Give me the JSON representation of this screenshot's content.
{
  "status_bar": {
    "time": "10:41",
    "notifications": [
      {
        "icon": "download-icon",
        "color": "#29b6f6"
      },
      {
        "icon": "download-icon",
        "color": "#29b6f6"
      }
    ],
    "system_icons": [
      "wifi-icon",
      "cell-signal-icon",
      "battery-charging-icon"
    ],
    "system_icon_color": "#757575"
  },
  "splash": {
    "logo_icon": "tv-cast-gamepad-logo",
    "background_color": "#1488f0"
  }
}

--------------------

Exercise instructions – Extract the listing in its entirety and repeat it exactly.

The output –
Give me the JSON representation of this screenshot's content.
{
  "status_bar": {
    "time": "10:41",
    "notifications": [
      {
        "icon": "download-icon",
        "color": "#29b6f6"
      },
      {
        "icon": "download-icon",
        "color": "#29b6f6"
      }
    ],
    "system_icons": [
      "wifi-icon",
      "cell-signal-icon",
      "battery-charging-icon"
    ],
    "system_icon_color": "#757575"
  },
  "splash": {
    "logo_icon": "tv-cast-gamepad-logo",
    "background_color": "#1488f0"
  }
}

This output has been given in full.